-- start Materials provided --
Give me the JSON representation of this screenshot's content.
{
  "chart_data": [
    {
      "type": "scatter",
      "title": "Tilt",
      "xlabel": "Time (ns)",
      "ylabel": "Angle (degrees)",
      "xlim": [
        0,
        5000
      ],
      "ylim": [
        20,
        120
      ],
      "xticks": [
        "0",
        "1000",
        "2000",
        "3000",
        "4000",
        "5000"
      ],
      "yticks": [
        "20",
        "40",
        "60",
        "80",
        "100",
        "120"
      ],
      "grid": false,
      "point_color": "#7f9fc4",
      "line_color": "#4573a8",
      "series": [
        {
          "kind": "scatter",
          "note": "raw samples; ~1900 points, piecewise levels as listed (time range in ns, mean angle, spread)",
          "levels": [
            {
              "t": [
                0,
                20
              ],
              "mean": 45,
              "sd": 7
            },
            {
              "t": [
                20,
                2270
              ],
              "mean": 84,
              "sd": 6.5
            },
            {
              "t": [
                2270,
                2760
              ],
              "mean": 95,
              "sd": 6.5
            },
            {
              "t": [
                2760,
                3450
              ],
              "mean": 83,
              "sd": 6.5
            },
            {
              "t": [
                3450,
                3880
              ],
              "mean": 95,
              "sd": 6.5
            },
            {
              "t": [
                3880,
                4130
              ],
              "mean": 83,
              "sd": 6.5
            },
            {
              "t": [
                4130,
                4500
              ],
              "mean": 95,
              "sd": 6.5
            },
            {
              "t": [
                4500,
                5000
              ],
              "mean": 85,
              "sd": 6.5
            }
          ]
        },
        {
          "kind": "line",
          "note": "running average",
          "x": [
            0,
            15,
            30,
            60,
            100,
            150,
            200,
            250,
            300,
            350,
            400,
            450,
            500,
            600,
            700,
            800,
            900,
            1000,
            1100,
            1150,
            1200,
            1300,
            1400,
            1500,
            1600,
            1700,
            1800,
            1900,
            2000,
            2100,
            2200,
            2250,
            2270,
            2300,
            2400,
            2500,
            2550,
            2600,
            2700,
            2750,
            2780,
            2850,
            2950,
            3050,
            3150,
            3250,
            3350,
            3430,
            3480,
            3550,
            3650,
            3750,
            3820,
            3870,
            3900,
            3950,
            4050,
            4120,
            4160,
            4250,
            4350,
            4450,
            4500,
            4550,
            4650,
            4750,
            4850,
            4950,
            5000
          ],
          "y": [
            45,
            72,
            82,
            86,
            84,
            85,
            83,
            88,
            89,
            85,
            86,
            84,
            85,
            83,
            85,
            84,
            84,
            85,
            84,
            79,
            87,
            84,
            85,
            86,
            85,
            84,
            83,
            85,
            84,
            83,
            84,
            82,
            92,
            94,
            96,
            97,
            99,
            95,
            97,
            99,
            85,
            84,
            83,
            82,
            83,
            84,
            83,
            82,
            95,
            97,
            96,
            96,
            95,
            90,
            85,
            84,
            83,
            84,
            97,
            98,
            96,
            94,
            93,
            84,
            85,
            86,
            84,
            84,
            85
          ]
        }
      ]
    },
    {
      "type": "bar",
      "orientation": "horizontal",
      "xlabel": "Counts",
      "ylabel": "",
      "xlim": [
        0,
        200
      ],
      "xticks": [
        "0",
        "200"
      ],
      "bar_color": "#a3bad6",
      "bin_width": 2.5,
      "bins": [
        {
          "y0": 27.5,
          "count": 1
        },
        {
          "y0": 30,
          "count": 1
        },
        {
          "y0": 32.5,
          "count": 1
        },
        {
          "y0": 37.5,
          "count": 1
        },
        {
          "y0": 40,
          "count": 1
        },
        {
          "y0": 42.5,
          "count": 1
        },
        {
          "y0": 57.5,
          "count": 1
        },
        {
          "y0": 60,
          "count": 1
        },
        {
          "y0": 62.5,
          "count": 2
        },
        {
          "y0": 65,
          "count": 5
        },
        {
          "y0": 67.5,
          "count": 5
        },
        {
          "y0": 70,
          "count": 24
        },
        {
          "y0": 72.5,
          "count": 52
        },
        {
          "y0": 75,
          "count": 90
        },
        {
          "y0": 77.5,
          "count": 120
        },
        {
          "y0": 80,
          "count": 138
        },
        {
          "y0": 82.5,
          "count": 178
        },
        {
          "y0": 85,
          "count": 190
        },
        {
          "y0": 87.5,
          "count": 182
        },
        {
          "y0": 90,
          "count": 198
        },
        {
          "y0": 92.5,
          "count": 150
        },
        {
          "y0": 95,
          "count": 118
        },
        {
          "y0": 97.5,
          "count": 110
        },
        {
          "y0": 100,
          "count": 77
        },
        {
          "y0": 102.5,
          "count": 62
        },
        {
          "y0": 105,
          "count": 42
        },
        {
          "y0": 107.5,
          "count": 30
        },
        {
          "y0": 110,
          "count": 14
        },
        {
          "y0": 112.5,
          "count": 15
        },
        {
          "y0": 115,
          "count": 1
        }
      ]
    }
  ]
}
-- end Materials provided --
■ Your objective
Select and copy every line of the material that holds the string "levels".

■ Exercise response
          "note": "raw samples; ~1900 points, piecewise levels as listed (time range in ns, mean angle, spread)",
          "levels": [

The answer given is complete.